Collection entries

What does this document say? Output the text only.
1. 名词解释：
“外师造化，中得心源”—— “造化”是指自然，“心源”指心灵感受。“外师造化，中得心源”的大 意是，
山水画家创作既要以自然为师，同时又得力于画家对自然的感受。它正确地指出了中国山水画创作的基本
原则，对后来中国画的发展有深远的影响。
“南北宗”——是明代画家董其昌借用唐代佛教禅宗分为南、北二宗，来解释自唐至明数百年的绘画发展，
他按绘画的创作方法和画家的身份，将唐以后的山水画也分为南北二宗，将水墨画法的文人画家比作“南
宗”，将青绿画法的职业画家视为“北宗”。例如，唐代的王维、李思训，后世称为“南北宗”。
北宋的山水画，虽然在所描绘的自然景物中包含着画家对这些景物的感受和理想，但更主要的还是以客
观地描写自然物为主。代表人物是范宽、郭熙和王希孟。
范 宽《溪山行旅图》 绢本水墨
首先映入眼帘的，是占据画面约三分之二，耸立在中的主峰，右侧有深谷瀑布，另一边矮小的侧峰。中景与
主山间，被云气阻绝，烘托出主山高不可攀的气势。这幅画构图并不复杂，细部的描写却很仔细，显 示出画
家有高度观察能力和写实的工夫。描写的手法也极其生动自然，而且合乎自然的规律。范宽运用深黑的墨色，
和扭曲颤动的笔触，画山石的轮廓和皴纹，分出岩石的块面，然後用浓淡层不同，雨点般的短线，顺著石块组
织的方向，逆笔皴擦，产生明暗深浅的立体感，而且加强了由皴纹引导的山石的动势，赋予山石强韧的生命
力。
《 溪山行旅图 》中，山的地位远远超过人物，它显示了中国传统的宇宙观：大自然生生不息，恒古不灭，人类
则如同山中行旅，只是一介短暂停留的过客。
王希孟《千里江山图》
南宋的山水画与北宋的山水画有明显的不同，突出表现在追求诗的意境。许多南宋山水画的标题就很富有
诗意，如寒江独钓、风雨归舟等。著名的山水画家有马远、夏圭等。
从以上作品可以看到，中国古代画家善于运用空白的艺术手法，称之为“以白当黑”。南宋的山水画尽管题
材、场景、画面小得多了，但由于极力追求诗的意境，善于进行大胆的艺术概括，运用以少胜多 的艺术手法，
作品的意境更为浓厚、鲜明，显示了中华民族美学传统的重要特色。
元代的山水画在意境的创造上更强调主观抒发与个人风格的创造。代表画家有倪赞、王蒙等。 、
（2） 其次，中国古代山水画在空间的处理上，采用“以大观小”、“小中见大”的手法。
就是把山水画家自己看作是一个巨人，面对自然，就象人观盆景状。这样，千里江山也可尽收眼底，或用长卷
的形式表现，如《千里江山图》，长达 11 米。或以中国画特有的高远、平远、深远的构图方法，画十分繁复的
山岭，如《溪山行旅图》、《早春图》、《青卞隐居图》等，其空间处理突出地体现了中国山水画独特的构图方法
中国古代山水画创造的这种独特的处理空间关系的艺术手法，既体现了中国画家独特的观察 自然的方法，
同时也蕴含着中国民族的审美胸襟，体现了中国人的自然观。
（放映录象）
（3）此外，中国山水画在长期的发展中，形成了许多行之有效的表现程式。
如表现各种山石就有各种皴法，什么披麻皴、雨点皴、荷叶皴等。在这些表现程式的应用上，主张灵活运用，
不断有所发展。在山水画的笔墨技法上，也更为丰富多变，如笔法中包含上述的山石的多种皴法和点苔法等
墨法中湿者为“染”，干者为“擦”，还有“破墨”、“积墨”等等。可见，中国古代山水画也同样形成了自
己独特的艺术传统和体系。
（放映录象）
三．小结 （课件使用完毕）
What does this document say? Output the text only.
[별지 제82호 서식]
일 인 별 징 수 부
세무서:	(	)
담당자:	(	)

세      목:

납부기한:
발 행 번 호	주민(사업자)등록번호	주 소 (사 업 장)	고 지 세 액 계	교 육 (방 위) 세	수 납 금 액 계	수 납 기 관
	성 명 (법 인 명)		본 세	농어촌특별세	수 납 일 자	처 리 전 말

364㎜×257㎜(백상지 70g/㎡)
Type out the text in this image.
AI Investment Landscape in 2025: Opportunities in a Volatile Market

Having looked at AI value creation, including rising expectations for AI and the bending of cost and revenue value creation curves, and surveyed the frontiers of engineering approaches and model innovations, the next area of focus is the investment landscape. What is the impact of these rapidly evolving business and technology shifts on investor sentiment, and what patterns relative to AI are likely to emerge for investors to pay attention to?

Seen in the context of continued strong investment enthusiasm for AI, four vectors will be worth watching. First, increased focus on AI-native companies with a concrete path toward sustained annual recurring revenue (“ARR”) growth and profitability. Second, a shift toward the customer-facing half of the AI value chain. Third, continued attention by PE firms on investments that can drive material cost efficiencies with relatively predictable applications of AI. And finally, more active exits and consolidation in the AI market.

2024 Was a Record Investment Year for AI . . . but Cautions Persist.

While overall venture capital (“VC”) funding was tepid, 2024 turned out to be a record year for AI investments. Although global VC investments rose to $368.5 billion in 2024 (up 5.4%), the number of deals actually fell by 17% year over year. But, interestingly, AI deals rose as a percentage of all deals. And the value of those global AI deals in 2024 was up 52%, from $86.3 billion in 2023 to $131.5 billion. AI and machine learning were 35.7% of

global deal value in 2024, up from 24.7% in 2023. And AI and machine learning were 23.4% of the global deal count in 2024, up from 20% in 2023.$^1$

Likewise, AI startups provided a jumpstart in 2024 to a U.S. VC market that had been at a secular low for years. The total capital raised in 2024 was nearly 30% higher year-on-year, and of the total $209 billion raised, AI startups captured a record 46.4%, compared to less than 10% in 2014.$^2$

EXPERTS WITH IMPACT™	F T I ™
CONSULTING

> PROBLEM REQUIREMENTS: Return each line of the data exactly as written above.

> THE ANSWER:
What does this document say? Output the text only.
1. 名词解释：
“外师造化，中得心源”—— “造化”是指自然，“心源”指心灵感受。“外师造化，中得心源”的大 意是，
山水画家创作既要以自然为师，同时又得力于画家对自然的感受。它正确地指出了中国山水画创作的基本
原则，对后来中国画的发展有深远的影响。
“南北宗”——是明代画家董其昌借用唐代佛教禅宗分为南、北二宗，来解释自唐至明数百年的绘画发展，
他按绘画的创作方法和画家的身份，将唐以后的山水画也分为南北二宗，将水墨画法的文人画家比作“南
宗”，将青绿画法的职业画家视为“北宗”。例如，唐代的王维、李思训，后世称为“南北宗”。
北宋的山水画，虽然在所描绘的自然景物中包含着画家对这些景物的感受和理想，但更主要的还是以客
观地描写自然物为主。代表人物是范宽、郭熙和王希孟。
范 宽《溪山行旅图》 绢本水墨
首先映入眼帘的，是占据画面约三分之二，耸立在中的主峰，右侧有深谷瀑布，另一边矮小的侧峰。中景与
主山间，被云气阻绝，烘托出主山高不可攀的气势。这幅画构图并不复杂，细部的描写却很仔细，显 示出画
家有高度观察能力和写实的工夫。描写的手法也极其生动自然，而且合乎自然的规律。范宽运用深黑的墨色，
和扭曲颤动的笔触，画山石的轮廓和皴纹，分出岩石的块面，然後用浓淡层不同，雨点般的短线，顺著石块组
织的方向，逆笔皴擦，产生明暗深浅的立体感，而且加强了由皴纹引导的山石的动势，赋予山石强韧的生命
力。
《 溪山行旅图 》中，山的地位远远超过人物，它显示了中国传统的宇宙观：大自然生生不息，恒古不灭，人类
则如同山中行旅，只是一介短暂停留的过客。
王希孟《千里江山图》
南宋的山水画与北宋的山水画有明显的不同，突出表现在追求诗的意境。许多南宋山水画的标题就很富有
诗意，如寒江独钓、风雨归舟等。著名的山水画家有马远、夏圭等。
从以上作品可以看到，中国古代画家善于运用空白的艺术手法，称之为“以白当黑”。南宋的山水画尽管题
材、场景、画面小得多了，但由于极力追求诗的意境，善于进行大胆的艺术概括，运用以少胜多 的艺术手法，
作品的意境更为浓厚、鲜明，显示了中华民族美学传统的重要特色。
元代的山水画在意境的创造上更强调主观抒发与个人风格的创造。代表画家有倪赞、王蒙等。 、
（2） 其次，中国古代山水画在空间的处理上，采用“以大观小”、“小中见大”的手法。
就是把山水画家自己看作是一个巨人，面对自然，就象人观盆景状。这样，千里江山也可尽收眼底，或用长卷
的形式表现，如《千里江山图》，长达 11 米。或以中国画特有的高远、平远、深远的构图方法，画十分繁复的
山岭，如《溪山行旅图》、《早春图》、《青卞隐居图》等，其空间处理突出地体现了中国山水画独特的构图方法
中国古代山水画创造的这种独特的处理空间关系的艺术手法，既体现了中国画家独特的观察 自然的方法，
同时也蕴含着中国民族的审美胸襟，体现了中国人的自然观。
（放映录象）
（3）此外，中国山水画在长期的发展中，形成了许多行之有效的表现程式。
如表现各种山石就有各种皴法，什么披麻皴、雨点皴、荷叶皴等。在这些表现程式的应用上，主张灵活运用，
不断有所发展。在山水画的笔墨技法上，也更为丰富多变，如笔法中包含上述的山石的多种皴法和点苔法等
墨法中湿者为“染”，干者为“擦”，还有“破墨”、“积墨”等等。可见，中国古代山水画也同样形成了自
己独特的艺术传统和体系。
（放映录象）
三．小结 （课件使用完毕）
What does this document say? Output the text only.
[별지 제82호 서식]
일 인 별 징 수 부
세무서:	(	)
담당자:	(	)

세      목:

납부기한:
발 행 번 호	주민(사업자)등록번호	주 소 (사 업 장)	고 지 세 액 계	교 육 (방 위) 세	수 납 금 액 계	수 납 기 관
	성 명 (법 인 명)		본 세	농어촌특별세	수 납 일 자	처 리 전 말

364㎜×257㎜(백상지 70g/㎡)
Type out the text in this image.
AI Investment Landscape in 2025: Opportunities in a Volatile Market

Having looked at AI value creation, including rising expectations for AI and the bending of cost and revenue value creation curves, and surveyed the frontiers of engineering approaches and model innovations, the next area of focus is the investment landscape. What is the impact of these rapidly evolving business and technology shifts on investor sentiment, and what patterns relative to AI are likely to emerge for investors to pay attention to?

Seen in the context of continued strong investment enthusiasm for AI, four vectors will be worth watching. First, increased focus on AI-native companies with a concrete path toward sustained annual recurring revenue (“ARR”) growth and profitability. Second, a shift toward the customer-facing half of the AI value chain. Third, continued attention by PE firms on investments that can drive material cost efficiencies with relatively predictable applications of AI. And finally, more active exits and consolidation in the AI market.

2024 Was a Record Investment Year for AI . . . but Cautions Persist.

While overall venture capital (“VC”) funding was tepid, 2024 turned out to be a record year for AI investments. Although global VC investments rose to $368.5 billion in 2024 (up 5.4%), the number of deals actually fell by 17% year over year. But, interestingly, AI deals rose as a percentage of all deals. And the value of those global AI deals in 2024 was up 52%, from $86.3 billion in 2023 to $131.5 billion. AI and machine learning were 35.7% of

global deal value in 2024, up from 24.7% in 2023. And AI and machine learning were 23.4% of the global deal count in 2024, up from 20% in 2023.$^1$

Likewise, AI startups provided a jumpstart in 2024 to a U.S. VC market that had been at a secular low for years. The total capital raised in 2024 was nearly 30% higher year-on-year, and of the total $209 billion raised, AI startups captured a record 46.4%, compared to less than 10% in 2014.$^2$

EXPERTS WITH IMPACT™	F T I ™
CONSULTING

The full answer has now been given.